__TEXTO DEL DOCUMENTO__
Las curaciones ligadas a lugares de oración (santuarios, recintos donde se custodian reliquias de mártires o de otros santos, etc.) han sido testimonia­das abundantemente a través de la his­toria de la iglesia. Ellas contribuyeron a popularizar, en la antigüedad y en el medioevo, las peregrinaciones a algu­nos santuarios que, también por esta razón, se hicieron famosos, como el de San Martín de Tours o la catedral de Santiago de Compostela, y tantos otros. También actualmente sucede lo mismo, como por ejemplo en Lourdes, desde hace más de un siglo. Tales cu­raciones no implican un «carisma de cu­ración», ya que no pueden atribuirse a un eventual sujeto de tal carisma, sin embargo, es necesario tener cuenta de las mismas cuando se trate de evaluar doctrinalmente los ya mencionados encuentros de oración.

__TAREA ASIGNADA A__
Duplica el fragmento del texto sobre las curaciones que empieza con «Las curaciones ligadas» y continúa hasta «encuentros de oración.».
__TAREA ASIGNADA B__
Indica si cada afirmación concuerda con el texto sobre las curaciones, respondiendo sí o no y citando literalmente las palabras del texto que lo deciden. (i) El santuario de San Martín de Tours se hizo famoso, entre otras razones, por las curaciones. (ii) Las curaciones en lugares de oración pueden atribuirse a una persona que tenga el carisma de curación. (iii) En Lourdes ocurren curaciones desde hace menos de cincuenta años.
Las filas proceden de otra fuente distinta del texto sobre las curaciones.

__DATOS PROPORCIONADOS__
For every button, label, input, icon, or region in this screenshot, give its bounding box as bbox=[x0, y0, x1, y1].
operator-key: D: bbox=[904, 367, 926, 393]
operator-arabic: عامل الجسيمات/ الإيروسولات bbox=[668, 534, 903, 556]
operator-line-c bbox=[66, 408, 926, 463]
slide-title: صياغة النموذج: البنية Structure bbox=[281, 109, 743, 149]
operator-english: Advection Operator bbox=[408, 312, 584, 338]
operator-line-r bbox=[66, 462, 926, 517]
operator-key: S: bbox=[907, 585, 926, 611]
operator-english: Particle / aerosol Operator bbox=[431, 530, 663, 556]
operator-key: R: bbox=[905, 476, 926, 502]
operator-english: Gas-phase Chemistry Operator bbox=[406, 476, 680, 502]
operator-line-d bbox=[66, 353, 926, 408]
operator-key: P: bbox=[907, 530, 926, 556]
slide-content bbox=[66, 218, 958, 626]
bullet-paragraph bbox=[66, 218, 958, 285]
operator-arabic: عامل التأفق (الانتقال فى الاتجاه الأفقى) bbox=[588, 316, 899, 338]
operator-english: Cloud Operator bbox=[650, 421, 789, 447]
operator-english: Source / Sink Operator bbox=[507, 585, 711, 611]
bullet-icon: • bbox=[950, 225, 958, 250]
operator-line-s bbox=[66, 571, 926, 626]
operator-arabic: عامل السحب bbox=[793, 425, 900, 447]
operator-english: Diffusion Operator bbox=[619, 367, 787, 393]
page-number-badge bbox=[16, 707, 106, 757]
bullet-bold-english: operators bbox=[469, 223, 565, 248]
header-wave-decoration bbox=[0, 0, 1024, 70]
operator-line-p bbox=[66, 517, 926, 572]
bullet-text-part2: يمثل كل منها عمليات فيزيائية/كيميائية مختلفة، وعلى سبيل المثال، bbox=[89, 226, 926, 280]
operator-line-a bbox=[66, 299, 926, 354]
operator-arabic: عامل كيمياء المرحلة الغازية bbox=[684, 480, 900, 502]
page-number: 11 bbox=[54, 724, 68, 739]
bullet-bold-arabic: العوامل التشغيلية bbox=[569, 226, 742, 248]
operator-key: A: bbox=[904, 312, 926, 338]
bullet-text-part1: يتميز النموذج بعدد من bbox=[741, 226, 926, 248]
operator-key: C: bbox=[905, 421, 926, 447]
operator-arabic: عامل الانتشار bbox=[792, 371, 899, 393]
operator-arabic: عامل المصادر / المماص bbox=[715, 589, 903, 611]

__RESPUESTA A__
Las curaciones ligadas a lugares de oración (santuarios, recintos donde se custodian reliquias de mártires o de otros santos, etc.) han sido testimonia­das abundantemente a través de la his­toria de la iglesia. Ellas contribuyeron a popularizar, en la antigüedad y en el medioevo, las peregrinaciones a algu­nos santuarios que, también por esta razón, se hicieron famosos, como el de San Martín de Tours o la catedral de Santiago de Compostela, y tantos otros. También actualmente sucede lo mismo, como por ejemplo en Lourdes, desde hace más de un siglo. Tales cu­raciones no implican un «carisma de cu­ración», ya que no pueden atribuirse a un eventual sujeto de tal carisma, sin embargo, es necesario tener cuenta de las mismas cuando se trate de evaluar doctrinalmente los ya mencionados encuentros de oración.

__RESPUESTA B__
(i) Sí: «se hicieron famosos, como el de San Martín de Tours».
(ii) No: «no pueden atribuirse a un eventual sujeto de tal carisma».
(iii) No: «desde hace más de un siglo».